- _Short task_:
Among the entries, which lines carry the string "that"? Copy each of them.

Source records
· · · · · · ·
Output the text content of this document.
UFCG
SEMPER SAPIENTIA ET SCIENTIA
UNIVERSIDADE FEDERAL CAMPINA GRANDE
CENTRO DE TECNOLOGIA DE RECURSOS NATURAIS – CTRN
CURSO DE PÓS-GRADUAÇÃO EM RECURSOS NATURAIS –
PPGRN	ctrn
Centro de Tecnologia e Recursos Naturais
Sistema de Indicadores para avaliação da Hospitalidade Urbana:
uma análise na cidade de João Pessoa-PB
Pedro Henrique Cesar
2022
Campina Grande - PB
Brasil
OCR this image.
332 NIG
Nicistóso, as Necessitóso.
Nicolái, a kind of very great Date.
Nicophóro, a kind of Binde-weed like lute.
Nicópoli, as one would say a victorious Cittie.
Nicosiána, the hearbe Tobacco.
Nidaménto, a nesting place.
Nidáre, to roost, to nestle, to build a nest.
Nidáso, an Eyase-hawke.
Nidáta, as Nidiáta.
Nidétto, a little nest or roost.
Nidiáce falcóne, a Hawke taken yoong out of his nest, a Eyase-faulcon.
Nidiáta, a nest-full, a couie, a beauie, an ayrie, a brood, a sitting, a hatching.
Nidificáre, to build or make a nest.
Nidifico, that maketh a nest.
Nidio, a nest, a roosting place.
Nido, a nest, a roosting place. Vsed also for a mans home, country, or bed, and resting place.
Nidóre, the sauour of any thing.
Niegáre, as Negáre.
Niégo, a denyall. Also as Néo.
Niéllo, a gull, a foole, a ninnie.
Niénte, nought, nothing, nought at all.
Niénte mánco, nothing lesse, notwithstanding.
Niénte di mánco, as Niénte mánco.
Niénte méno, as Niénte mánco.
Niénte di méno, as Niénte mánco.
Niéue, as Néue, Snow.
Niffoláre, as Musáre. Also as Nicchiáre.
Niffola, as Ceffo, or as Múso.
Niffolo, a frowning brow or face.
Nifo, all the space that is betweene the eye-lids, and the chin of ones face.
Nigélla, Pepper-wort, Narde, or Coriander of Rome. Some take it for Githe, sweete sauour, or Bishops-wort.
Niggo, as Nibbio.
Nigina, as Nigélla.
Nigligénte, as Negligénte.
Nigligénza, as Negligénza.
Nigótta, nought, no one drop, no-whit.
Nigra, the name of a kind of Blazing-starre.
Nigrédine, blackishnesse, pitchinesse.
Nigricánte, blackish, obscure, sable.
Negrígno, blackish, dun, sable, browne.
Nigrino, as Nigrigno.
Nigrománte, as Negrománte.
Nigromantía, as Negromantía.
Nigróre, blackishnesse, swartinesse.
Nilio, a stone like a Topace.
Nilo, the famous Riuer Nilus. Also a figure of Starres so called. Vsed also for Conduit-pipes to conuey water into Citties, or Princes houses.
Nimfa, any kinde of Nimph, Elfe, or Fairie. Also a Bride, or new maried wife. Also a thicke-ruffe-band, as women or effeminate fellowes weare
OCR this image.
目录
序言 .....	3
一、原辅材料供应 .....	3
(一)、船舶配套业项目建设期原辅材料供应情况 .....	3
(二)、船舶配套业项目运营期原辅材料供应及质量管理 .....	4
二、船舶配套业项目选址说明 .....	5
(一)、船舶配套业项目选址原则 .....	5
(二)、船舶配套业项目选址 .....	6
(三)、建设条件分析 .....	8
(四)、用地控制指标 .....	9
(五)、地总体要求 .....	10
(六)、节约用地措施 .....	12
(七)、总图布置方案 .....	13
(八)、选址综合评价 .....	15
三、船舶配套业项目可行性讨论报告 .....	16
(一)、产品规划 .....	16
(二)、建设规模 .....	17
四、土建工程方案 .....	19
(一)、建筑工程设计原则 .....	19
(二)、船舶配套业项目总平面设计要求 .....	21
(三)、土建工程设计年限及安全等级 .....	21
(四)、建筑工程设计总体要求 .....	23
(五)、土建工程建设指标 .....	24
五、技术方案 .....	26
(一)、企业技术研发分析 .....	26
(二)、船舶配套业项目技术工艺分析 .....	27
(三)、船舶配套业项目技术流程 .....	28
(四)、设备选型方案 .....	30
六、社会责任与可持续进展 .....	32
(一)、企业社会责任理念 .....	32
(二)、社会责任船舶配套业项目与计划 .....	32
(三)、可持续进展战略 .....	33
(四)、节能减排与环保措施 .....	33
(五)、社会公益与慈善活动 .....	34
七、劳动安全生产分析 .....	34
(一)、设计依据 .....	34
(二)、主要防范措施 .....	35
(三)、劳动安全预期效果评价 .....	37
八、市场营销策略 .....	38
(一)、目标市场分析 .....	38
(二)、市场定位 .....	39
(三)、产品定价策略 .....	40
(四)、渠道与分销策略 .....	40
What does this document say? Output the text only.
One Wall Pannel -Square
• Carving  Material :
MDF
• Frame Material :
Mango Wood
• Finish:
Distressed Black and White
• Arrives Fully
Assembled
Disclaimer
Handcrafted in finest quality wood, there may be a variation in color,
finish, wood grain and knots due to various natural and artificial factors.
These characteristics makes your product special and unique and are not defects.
· · · · · · ·
- _Correct response_:
Nidifico, that maketh a nest.
Nifo, all the space that is betweene the eye-lids, and the chin of ones face.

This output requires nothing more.